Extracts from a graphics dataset
## Start

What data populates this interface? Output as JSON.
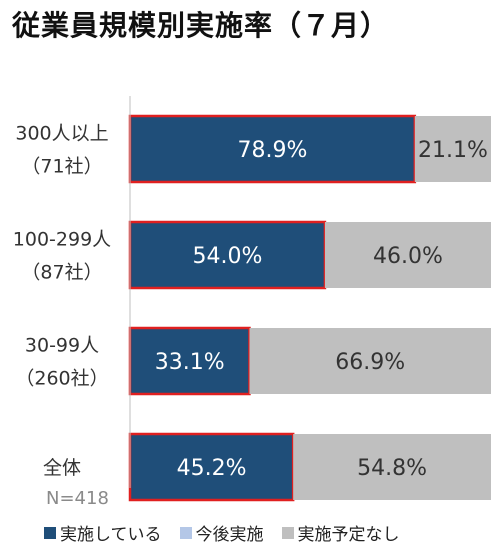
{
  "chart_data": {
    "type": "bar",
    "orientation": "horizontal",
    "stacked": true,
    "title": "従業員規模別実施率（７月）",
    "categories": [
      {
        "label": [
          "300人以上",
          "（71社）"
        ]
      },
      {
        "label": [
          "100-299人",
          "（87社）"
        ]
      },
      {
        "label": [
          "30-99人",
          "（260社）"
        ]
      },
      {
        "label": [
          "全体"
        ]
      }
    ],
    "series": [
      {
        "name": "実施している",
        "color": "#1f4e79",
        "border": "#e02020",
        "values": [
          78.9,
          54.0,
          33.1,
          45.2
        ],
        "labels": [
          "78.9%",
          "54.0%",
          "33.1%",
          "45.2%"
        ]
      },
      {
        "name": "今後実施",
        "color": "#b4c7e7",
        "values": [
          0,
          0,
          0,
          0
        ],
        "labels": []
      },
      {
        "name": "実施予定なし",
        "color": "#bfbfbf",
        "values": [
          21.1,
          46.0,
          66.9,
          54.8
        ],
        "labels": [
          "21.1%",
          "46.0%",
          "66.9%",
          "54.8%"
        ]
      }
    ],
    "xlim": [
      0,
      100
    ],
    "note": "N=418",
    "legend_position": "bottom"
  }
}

## End

INSTRUCTION:
Give all the entries again exactly, dropping each picture.

EXERCISE RESPONSE:
What data populates this interface? Output as JSON.
{
  "chart_data": {
    "type": "bar",
    "orientation": "horizontal",
    "stacked": true,
    "title": "従業員規模別実施率（７月）",
    "categories": [
      {
        "label": [
          "300人以上",
          "（71社）"
        ]
      },
      {
        "label": [
          "100-299人",
          "（87社）"
        ]
      },
      {
        "label": [
          "30-99人",
          "（260社）"
        ]
      },
      {
        "label": [
          "全体"
        ]
      }
    ],
    "series": [
      {
        "name": "実施している",
        "color": "#1f4e79",
        "border": "#e02020",
        "values": [
          78.9,
          54.0,
          33.1,
          45.2
        ],
        "labels": [
          "78.9%",
          "54.0%",
          "33.1%",
          "45.2%"
        ]
      },
      {
        "name": "今後実施",
        "color": "#b4c7e7",
        "values": [
          0,
          0,
          0,
          0
        ],
        "labels": []
      },
      {
        "name": "実施予定なし",
        "color": "#bfbfbf",
        "values": [
          21.1,
          46.0,
          66.9,
          54.8
        ],
        "labels": [
          "21.1%",
          "46.0%",
          "66.9%",
          "54.8%"
        ]
      }
    ],
    "xlim": [
      0,
      100
    ],
    "note": "N=418",
    "legend_position": "bottom"
  }
}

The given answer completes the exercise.